◆ **THE PROBLEM**
Extract the whole listing as it stands. Do not include the pictures.
-- -- --
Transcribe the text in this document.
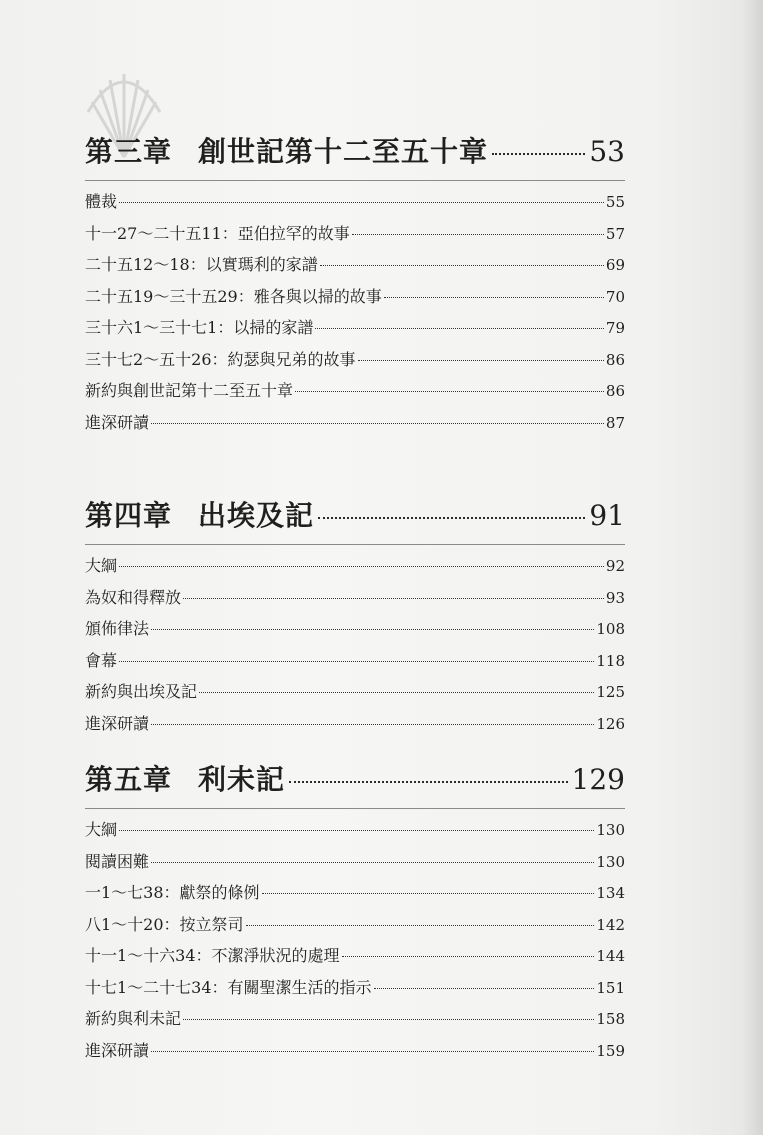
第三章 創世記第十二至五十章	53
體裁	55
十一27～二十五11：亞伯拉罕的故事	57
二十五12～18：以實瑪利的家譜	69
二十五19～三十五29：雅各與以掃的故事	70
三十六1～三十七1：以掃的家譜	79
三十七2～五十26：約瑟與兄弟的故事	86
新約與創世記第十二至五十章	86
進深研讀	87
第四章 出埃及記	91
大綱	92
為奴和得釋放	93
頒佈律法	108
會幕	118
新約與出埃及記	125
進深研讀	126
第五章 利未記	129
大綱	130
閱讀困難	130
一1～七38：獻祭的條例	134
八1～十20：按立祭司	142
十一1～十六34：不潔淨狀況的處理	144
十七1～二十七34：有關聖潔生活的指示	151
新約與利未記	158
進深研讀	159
-- -- --
◆ **SOLUTION**
Transcribe the text in this document.
第三章 創世記第十二至五十章	53
體裁	55
十一27～二十五11：亞伯拉罕的故事	57
二十五12～18：以實瑪利的家譜	69
二十五19～三十五29：雅各與以掃的故事	70
三十六1～三十七1：以掃的家譜	79
三十七2～五十26：約瑟與兄弟的故事	86
新約與創世記第十二至五十章	86
進深研讀	87
第四章 出埃及記	91
大綱	92
為奴和得釋放	93
頒佈律法	108
會幕	118
新約與出埃及記	125
進深研讀	126
第五章 利未記	129
大綱	130
閱讀困難	130
一1～七38：獻祭的條例	134
八1～十20：按立祭司	142
十一1～十六34：不潔淨狀況的處理	144
十七1～二十七34：有關聖潔生活的指示	151
新約與利未記	158
進深研讀	159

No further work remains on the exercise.